-- SOURCE MATERIAL start --

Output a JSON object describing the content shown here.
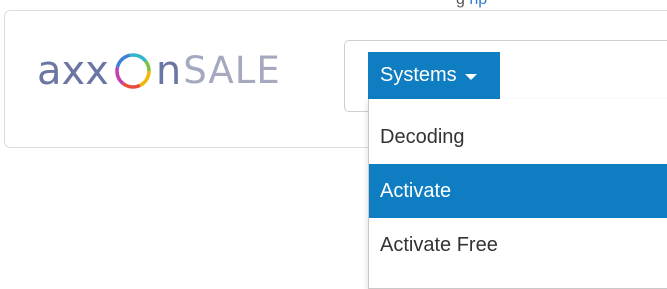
{
  "top_cutoff": {
    "text": "g",
    "link_text": "np"
  },
  "logo": {
    "part1": "axx",
    "part2": "n",
    "part3": "SALE"
  },
  "systems_button": {
    "label": "Systems"
  },
  "dropdown": {
    "items": [
      {
        "label": "Decoding",
        "active": false
      },
      {
        "label": "Activate",
        "active": true
      },
      {
        "label": "Activate Free",
        "active": false
      }
    ]
  },
  "colors": {
    "primary": "#0f7dc2",
    "logo_text": "#6b76a4",
    "logo_sale": "#a5a9bf"
  }
}
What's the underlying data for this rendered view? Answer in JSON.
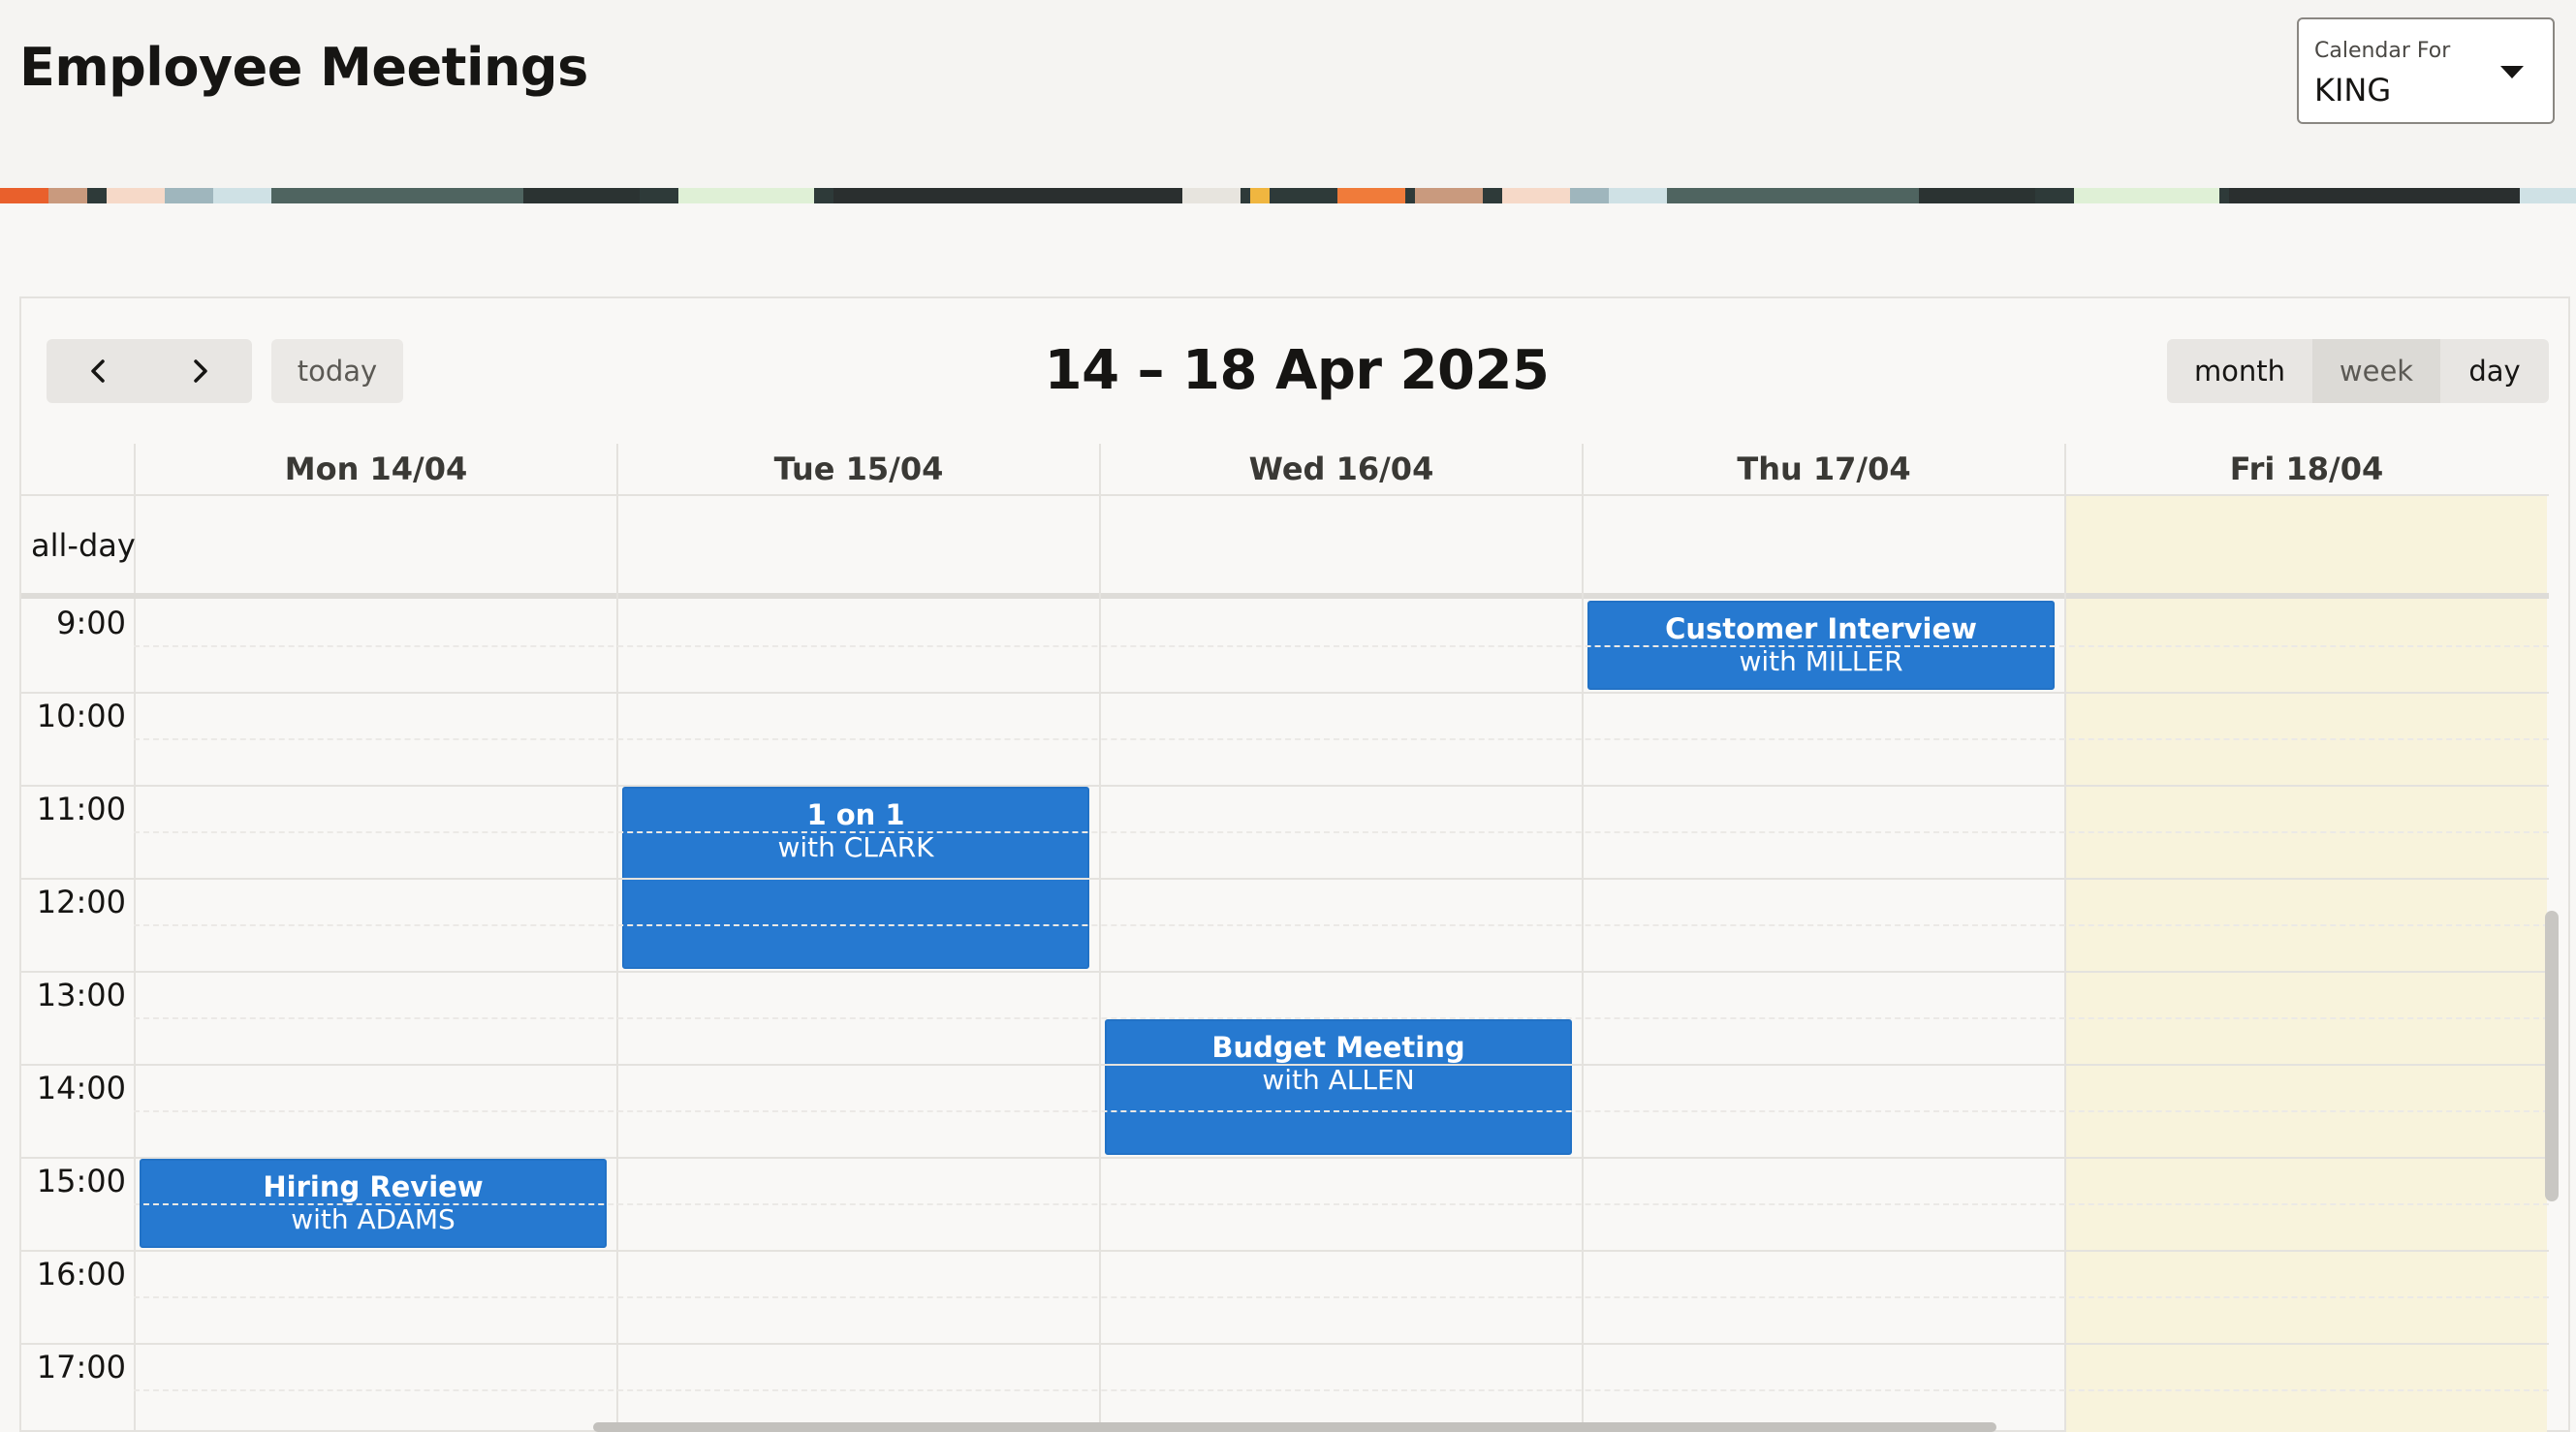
{
  "header": {
    "title": "Employee Meetings",
    "calendar_select": {
      "label": "Calendar For",
      "value": "KING"
    }
  },
  "toolbar": {
    "prev_icon": "chevron-left-icon",
    "next_icon": "chevron-right-icon",
    "today_label": "today",
    "range_title": "14 – 18 Apr 2025",
    "views": {
      "month": "month",
      "week": "week",
      "day": "day",
      "active": "week"
    }
  },
  "calendar": {
    "allday_label": "all-day",
    "days": [
      "Mon 14/04",
      "Tue 15/04",
      "Wed 16/04",
      "Thu 17/04",
      "Fri 18/04"
    ],
    "today": "Fri 18/04",
    "hours": [
      "9:00",
      "10:00",
      "11:00",
      "12:00",
      "13:00",
      "14:00",
      "15:00",
      "16:00",
      "17:00"
    ],
    "events": [
      {
        "title": "Customer Interview",
        "sub": "with MILLER",
        "day": "Thu 17/04",
        "start": "9:00",
        "end": "10:00"
      },
      {
        "title": "1 on 1",
        "sub": "with CLARK",
        "day": "Tue 15/04",
        "start": "11:00",
        "end": "13:00"
      },
      {
        "title": "Budget Meeting",
        "sub": "with ALLEN",
        "day": "Wed 16/04",
        "start": "13:30",
        "end": "15:00"
      },
      {
        "title": "Hiring Review",
        "sub": "with ADAMS",
        "day": "Mon 14/04",
        "start": "15:00",
        "end": "16:00"
      }
    ]
  },
  "colors": {
    "event": "#2679d0",
    "today_column": "#f8f3dc",
    "text": "#161513"
  }
}
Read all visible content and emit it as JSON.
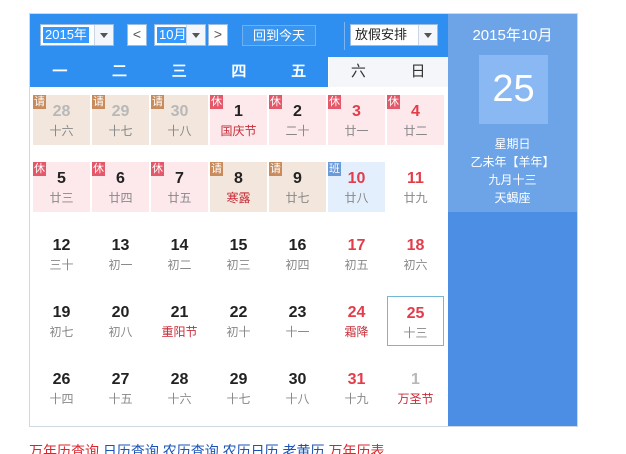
{
  "toolbar": {
    "year": "2015年",
    "month": "10月",
    "prev": "<",
    "next": ">",
    "today_button": "回到今天",
    "holiday_select": "放假安排"
  },
  "weekdays": [
    "一",
    "二",
    "三",
    "四",
    "五",
    "六",
    "日"
  ],
  "side": {
    "title": "2015年10月",
    "day": "25",
    "weekday": "星期日",
    "ganzhi": "乙未年【羊年】",
    "lunar": "九月十三",
    "zodiac": "天蝎座"
  },
  "days": [
    {
      "d": "28",
      "l": "十六",
      "tag": "请",
      "kind": "leave",
      "color": "grey"
    },
    {
      "d": "29",
      "l": "十七",
      "tag": "请",
      "kind": "leave",
      "color": "grey"
    },
    {
      "d": "30",
      "l": "十八",
      "tag": "请",
      "kind": "leave",
      "color": "grey"
    },
    {
      "d": "1",
      "l": "国庆节",
      "tag": "休",
      "kind": "rest",
      "color": "",
      "fest": true
    },
    {
      "d": "2",
      "l": "二十",
      "tag": "休",
      "kind": "rest",
      "color": ""
    },
    {
      "d": "3",
      "l": "廿一",
      "tag": "休",
      "kind": "rest",
      "color": "red"
    },
    {
      "d": "4",
      "l": "廿二",
      "tag": "休",
      "kind": "rest",
      "color": "red"
    },
    {
      "d": "5",
      "l": "廿三",
      "tag": "休",
      "kind": "rest",
      "color": ""
    },
    {
      "d": "6",
      "l": "廿四",
      "tag": "休",
      "kind": "rest",
      "color": ""
    },
    {
      "d": "7",
      "l": "廿五",
      "tag": "休",
      "kind": "rest",
      "color": ""
    },
    {
      "d": "8",
      "l": "寒露",
      "tag": "请",
      "kind": "leave",
      "color": "",
      "fest": true
    },
    {
      "d": "9",
      "l": "廿七",
      "tag": "请",
      "kind": "leave",
      "color": ""
    },
    {
      "d": "10",
      "l": "廿八",
      "tag": "班",
      "kind": "work",
      "color": "red"
    },
    {
      "d": "11",
      "l": "廿九",
      "tag": "",
      "kind": "",
      "color": "red"
    },
    {
      "d": "12",
      "l": "三十",
      "tag": "",
      "kind": "",
      "color": ""
    },
    {
      "d": "13",
      "l": "初一",
      "tag": "",
      "kind": "",
      "color": ""
    },
    {
      "d": "14",
      "l": "初二",
      "tag": "",
      "kind": "",
      "color": ""
    },
    {
      "d": "15",
      "l": "初三",
      "tag": "",
      "kind": "",
      "color": ""
    },
    {
      "d": "16",
      "l": "初四",
      "tag": "",
      "kind": "",
      "color": ""
    },
    {
      "d": "17",
      "l": "初五",
      "tag": "",
      "kind": "",
      "color": "red"
    },
    {
      "d": "18",
      "l": "初六",
      "tag": "",
      "kind": "",
      "color": "red"
    },
    {
      "d": "19",
      "l": "初七",
      "tag": "",
      "kind": "",
      "color": ""
    },
    {
      "d": "20",
      "l": "初八",
      "tag": "",
      "kind": "",
      "color": ""
    },
    {
      "d": "21",
      "l": "重阳节",
      "tag": "",
      "kind": "",
      "color": "",
      "fest": true
    },
    {
      "d": "22",
      "l": "初十",
      "tag": "",
      "kind": "",
      "color": ""
    },
    {
      "d": "23",
      "l": "十一",
      "tag": "",
      "kind": "",
      "color": ""
    },
    {
      "d": "24",
      "l": "霜降",
      "tag": "",
      "kind": "",
      "color": "red",
      "fest": true
    },
    {
      "d": "25",
      "l": "十三",
      "tag": "",
      "kind": "",
      "color": "red",
      "today": true
    },
    {
      "d": "26",
      "l": "十四",
      "tag": "",
      "kind": "",
      "color": ""
    },
    {
      "d": "27",
      "l": "十五",
      "tag": "",
      "kind": "",
      "color": ""
    },
    {
      "d": "28",
      "l": "十六",
      "tag": "",
      "kind": "",
      "color": ""
    },
    {
      "d": "29",
      "l": "十七",
      "tag": "",
      "kind": "",
      "color": ""
    },
    {
      "d": "30",
      "l": "十八",
      "tag": "",
      "kind": "",
      "color": ""
    },
    {
      "d": "31",
      "l": "十九",
      "tag": "",
      "kind": "",
      "color": "red"
    },
    {
      "d": "1",
      "l": "万圣节",
      "tag": "",
      "kind": "",
      "color": "grey",
      "fest": true
    }
  ],
  "links": [
    {
      "text": "万年历查询",
      "color": "red"
    },
    {
      "text": "日历查询",
      "color": "blue"
    },
    {
      "text": "农历查询",
      "color": "blue"
    },
    {
      "text": "农历日历",
      "color": "blue"
    },
    {
      "text": "老黄历",
      "color": "blue"
    },
    {
      "text": "万年历表",
      "color": "red"
    }
  ]
}
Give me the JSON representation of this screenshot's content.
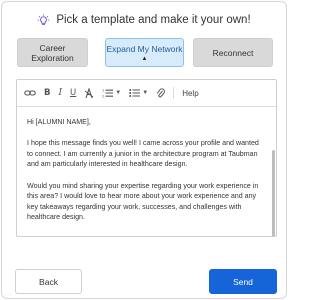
{
  "header": {
    "title": "Pick a template and make it your own!",
    "icon": "lightbulb-icon",
    "icon_color": "#6a4fd6"
  },
  "templates": [
    {
      "label": "Career Exploration",
      "selected": false
    },
    {
      "label": "Expand My Network",
      "selected": true
    },
    {
      "label": "Reconnect",
      "selected": false
    }
  ],
  "toolbar": {
    "bold_label": "B",
    "italic_label": "I",
    "underline_label": "U",
    "help_label": "Help",
    "icons": [
      "link-icon",
      "bold-icon",
      "italic-icon",
      "underline-icon",
      "clear-format-icon",
      "numbered-list-icon",
      "bullet-list-icon",
      "attachment-icon",
      "help-icon"
    ]
  },
  "message": {
    "greeting": "Hi [ALUMNI NAME],",
    "paragraph1": "I hope this message finds you well! I came across your profile and wanted to connect. I am currently a junior in the architecture program at Taubman and am particularly interested in healthcare design.",
    "paragraph2": "Would you mind sharing your expertise regarding your work experience in this area? I would love to hear more about your work experience and any key takeaways regarding your work, successes, and challenges with healthcare design."
  },
  "actions": {
    "back_label": "Back",
    "send_label": "Send"
  },
  "colors": {
    "accent": "#1565d8",
    "selected_bg": "#d8ebfb",
    "selected_border": "#8cc3ee"
  }
}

-- SOURCE MATERIAL end --

## EXERCISE
Pull out all lines containing "healthcare".

## RESPONSE
    "paragraph1": "I hope this message finds you well! I came across your profile and wanted to connect. I am currently a junior in the architecture program at Taubman and am particularly interested in healthcare design.",
    "paragraph2": "Would you mind sharing your expertise regarding your work experience in this area? I would love to hear more about your work experience and any key takeaways regarding your work, successes, and challenges with healthcare design."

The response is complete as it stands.